Chart and figure data:
##############################

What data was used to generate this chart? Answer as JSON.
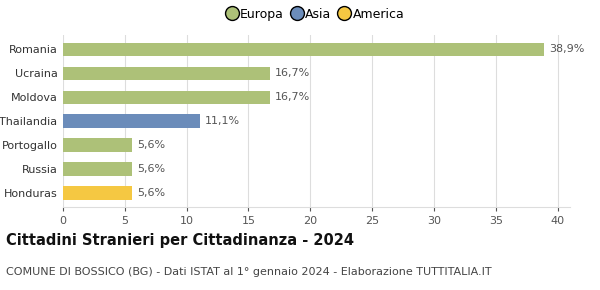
{
  "categories": [
    "Honduras",
    "Russia",
    "Portogallo",
    "Thailandia",
    "Moldova",
    "Ucraina",
    "Romania"
  ],
  "values": [
    5.6,
    5.6,
    5.6,
    11.1,
    16.7,
    16.7,
    38.9
  ],
  "labels": [
    "5,6%",
    "5,6%",
    "5,6%",
    "11,1%",
    "16,7%",
    "16,7%",
    "38,9%"
  ],
  "colors": [
    "#f5c842",
    "#adc178",
    "#adc178",
    "#6b8cba",
    "#adc178",
    "#adc178",
    "#adc178"
  ],
  "legend_labels": [
    "Europa",
    "Asia",
    "America"
  ],
  "legend_colors": [
    "#adc178",
    "#6b8cba",
    "#f5c842"
  ],
  "title": "Cittadini Stranieri per Cittadinanza - 2024",
  "subtitle": "COMUNE DI BOSSICO (BG) - Dati ISTAT al 1° gennaio 2024 - Elaborazione TUTTITALIA.IT",
  "xlim": [
    0,
    41
  ],
  "xticks": [
    0,
    5,
    10,
    15,
    20,
    25,
    30,
    35,
    40
  ],
  "background_color": "#ffffff",
  "grid_color": "#dddddd",
  "bar_height": 0.55,
  "title_fontsize": 10.5,
  "subtitle_fontsize": 8,
  "tick_fontsize": 8,
  "label_fontsize": 8
}
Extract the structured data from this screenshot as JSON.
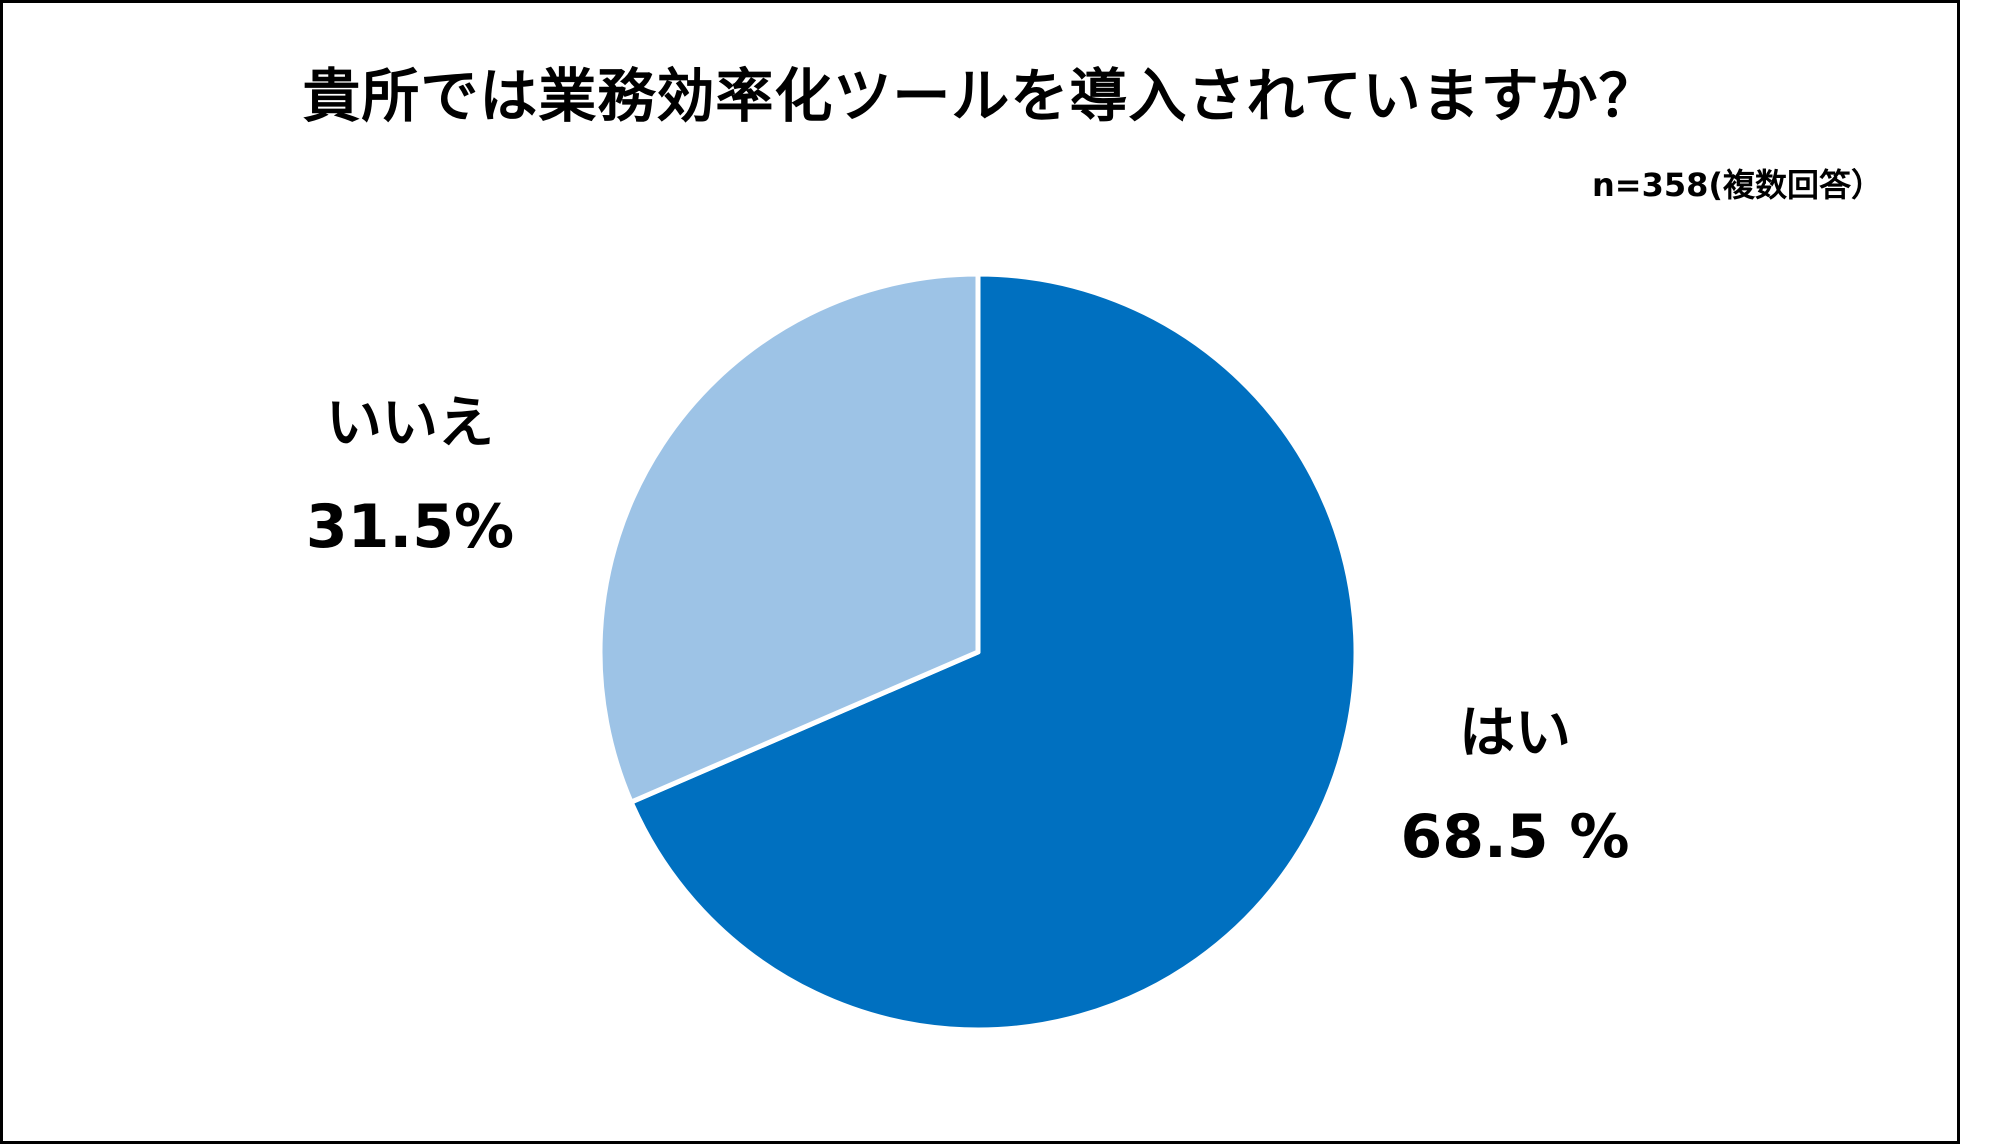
{
  "chart_data": {
    "type": "pie",
    "title": "貴所では業務効率化ツールを導入されていますか？",
    "subtitle": "n=358(複数回答）",
    "slices": [
      {
        "label": "はい",
        "value": 68.5,
        "value_label": "68.5 %",
        "color": "#0070C0"
      },
      {
        "label": "いいえ",
        "value": 31.5,
        "value_label": "31.5%",
        "color": "#9DC3E6"
      }
    ],
    "legend": "none",
    "slice_border_color": "#FFFFFF"
  }
}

##############################

Short problem
List all lines from the entries that include the word "JSON".

Task response
What data was used to generate this chart? Answer as JSON.
Extract the structured data from this screenshot as JSON.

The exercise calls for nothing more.